### Required work
In the records below, find each line containing the word "video" and copy it.

╭─ Extracted entries

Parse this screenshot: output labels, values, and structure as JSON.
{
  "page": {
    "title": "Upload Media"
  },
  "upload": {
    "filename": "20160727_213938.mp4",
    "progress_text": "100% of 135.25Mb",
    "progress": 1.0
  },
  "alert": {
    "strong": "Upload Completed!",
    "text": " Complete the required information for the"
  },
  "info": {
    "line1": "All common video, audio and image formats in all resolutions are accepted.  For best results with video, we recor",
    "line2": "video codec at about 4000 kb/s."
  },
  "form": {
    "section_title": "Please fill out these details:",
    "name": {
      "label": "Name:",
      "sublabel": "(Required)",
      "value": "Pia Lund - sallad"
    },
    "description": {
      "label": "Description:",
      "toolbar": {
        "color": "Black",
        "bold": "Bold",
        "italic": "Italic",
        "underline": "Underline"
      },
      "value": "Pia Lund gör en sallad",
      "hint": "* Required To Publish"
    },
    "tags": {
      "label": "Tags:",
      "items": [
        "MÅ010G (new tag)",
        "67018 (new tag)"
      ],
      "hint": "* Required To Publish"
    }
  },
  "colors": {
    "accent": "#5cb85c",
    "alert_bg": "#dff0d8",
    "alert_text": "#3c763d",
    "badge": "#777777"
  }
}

╰─
╭─ Extracted entries

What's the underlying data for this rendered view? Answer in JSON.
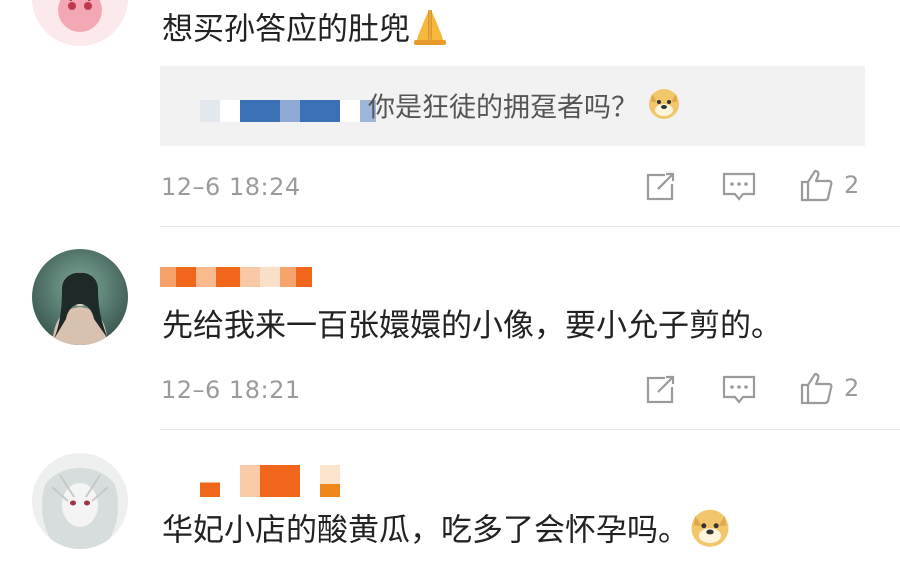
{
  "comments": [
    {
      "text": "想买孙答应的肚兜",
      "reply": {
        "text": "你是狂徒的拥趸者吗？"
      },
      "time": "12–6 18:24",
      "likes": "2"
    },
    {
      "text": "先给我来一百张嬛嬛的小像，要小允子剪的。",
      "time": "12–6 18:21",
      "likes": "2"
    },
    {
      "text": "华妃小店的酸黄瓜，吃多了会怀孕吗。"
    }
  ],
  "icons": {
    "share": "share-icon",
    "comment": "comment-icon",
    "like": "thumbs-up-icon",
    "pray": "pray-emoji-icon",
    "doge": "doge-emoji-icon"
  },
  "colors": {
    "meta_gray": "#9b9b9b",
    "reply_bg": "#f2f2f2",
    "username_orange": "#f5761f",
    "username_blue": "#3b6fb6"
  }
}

╰─

### Task response
    "line1": "All common video, audio and image formats in all resolutions are accepted.  For best results with video, we recor",
    "line2": "video codec at about 4000 kb/s."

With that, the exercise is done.